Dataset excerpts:
▼

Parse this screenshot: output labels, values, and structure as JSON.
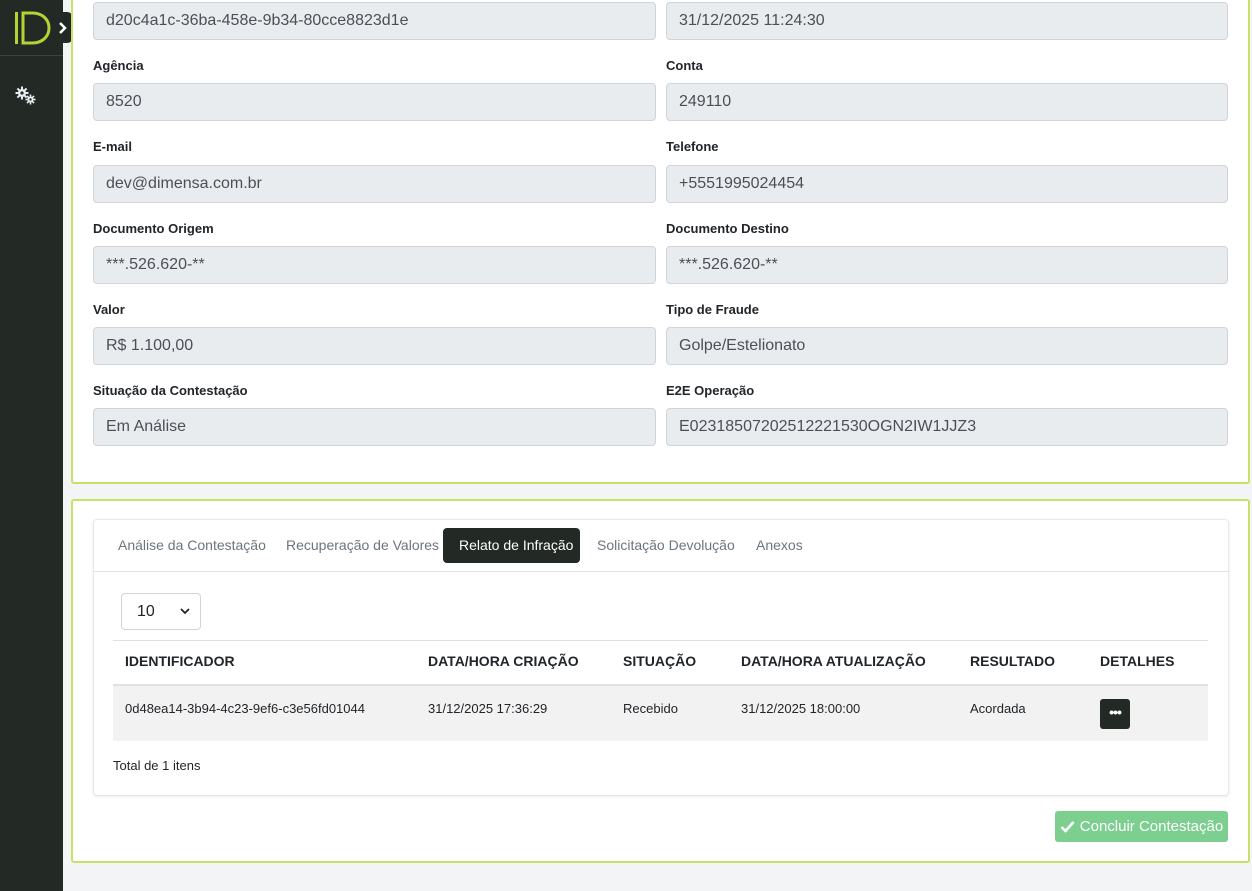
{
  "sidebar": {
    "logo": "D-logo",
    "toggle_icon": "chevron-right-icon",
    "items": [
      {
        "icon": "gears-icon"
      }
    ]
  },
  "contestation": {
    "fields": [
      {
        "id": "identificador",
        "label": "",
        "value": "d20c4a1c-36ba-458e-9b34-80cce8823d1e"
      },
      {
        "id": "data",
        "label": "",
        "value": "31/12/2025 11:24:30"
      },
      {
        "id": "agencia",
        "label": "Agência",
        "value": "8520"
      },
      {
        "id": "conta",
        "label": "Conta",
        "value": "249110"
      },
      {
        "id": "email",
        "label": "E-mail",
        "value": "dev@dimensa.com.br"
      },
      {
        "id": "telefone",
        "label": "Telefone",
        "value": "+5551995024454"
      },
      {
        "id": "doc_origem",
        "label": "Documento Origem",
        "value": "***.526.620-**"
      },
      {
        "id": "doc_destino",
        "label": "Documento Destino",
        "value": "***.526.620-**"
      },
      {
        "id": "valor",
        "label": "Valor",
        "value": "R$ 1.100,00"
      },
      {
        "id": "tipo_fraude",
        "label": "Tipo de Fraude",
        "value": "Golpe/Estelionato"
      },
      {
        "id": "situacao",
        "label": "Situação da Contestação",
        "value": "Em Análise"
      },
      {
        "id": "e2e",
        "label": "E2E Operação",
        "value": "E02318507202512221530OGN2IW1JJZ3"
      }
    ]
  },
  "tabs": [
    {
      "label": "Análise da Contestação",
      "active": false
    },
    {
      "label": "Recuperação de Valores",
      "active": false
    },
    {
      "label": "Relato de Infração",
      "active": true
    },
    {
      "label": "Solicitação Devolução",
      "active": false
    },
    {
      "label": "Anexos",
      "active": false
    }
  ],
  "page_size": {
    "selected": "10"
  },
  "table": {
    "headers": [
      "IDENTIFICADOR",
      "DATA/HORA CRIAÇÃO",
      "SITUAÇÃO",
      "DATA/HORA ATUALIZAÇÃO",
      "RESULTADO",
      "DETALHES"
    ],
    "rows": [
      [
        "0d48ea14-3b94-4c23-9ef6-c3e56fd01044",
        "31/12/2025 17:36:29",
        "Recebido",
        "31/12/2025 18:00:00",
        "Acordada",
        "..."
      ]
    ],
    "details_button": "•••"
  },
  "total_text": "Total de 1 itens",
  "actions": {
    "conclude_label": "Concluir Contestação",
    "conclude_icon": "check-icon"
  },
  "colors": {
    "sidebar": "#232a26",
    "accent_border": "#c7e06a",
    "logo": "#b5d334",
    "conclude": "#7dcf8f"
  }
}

▲
▼

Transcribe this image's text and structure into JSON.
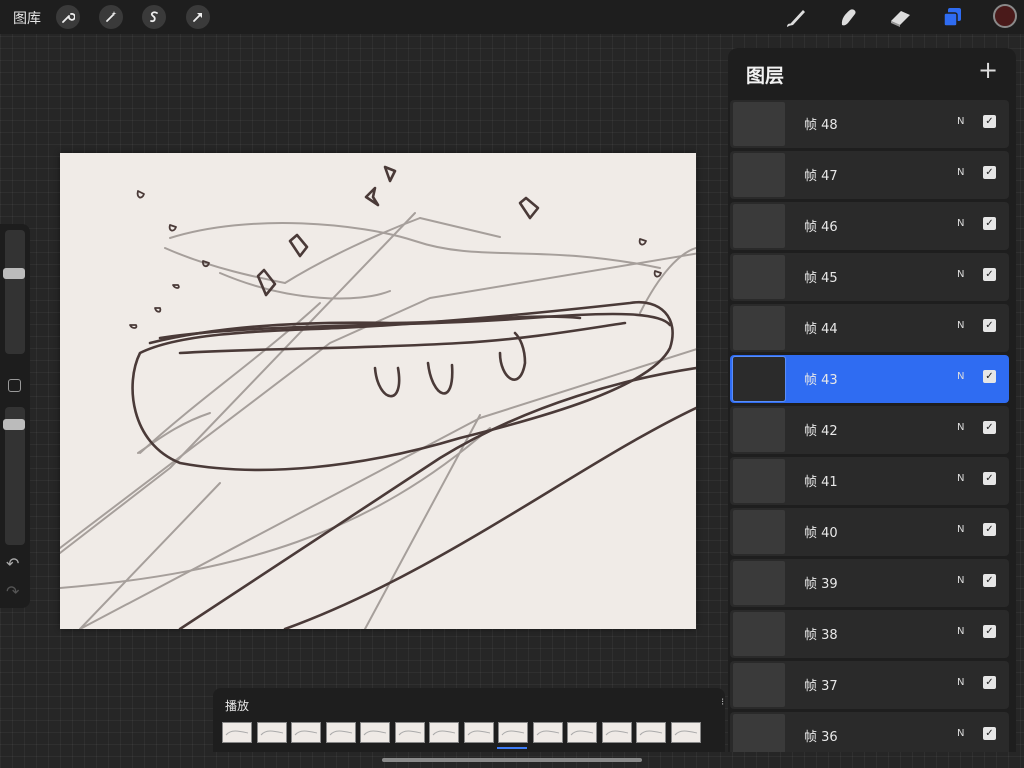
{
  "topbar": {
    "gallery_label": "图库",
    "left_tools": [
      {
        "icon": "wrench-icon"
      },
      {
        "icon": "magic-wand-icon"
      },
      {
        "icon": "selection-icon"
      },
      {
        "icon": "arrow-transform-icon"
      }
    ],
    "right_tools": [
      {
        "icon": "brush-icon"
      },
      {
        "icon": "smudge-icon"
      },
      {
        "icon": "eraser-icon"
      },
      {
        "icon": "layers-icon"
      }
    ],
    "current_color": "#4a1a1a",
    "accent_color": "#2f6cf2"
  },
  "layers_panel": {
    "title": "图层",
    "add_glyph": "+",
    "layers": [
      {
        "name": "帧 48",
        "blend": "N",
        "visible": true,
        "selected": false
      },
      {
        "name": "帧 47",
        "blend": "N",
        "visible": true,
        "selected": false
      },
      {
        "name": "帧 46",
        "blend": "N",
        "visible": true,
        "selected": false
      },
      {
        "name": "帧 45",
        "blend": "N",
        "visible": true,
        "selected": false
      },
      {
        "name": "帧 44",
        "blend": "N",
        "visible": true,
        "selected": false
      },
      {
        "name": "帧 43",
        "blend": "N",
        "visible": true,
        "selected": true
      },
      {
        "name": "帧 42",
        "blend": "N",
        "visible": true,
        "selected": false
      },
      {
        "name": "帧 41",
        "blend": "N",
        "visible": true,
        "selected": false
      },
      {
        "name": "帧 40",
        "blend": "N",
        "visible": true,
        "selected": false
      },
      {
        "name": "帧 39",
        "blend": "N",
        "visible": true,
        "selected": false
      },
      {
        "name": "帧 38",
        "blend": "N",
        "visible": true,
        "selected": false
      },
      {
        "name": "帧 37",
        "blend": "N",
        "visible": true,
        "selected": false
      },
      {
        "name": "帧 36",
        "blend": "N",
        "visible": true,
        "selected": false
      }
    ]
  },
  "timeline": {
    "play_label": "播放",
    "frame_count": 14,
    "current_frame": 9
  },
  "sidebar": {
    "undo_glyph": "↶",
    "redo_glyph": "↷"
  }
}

▲

▶ What is expected:
Select and copy every line of the listing with the word "HORA".

▶ Solved exercise:
      "DATA/HORA CRIAÇÃO",
      "DATA/HORA ATUALIZAÇÃO",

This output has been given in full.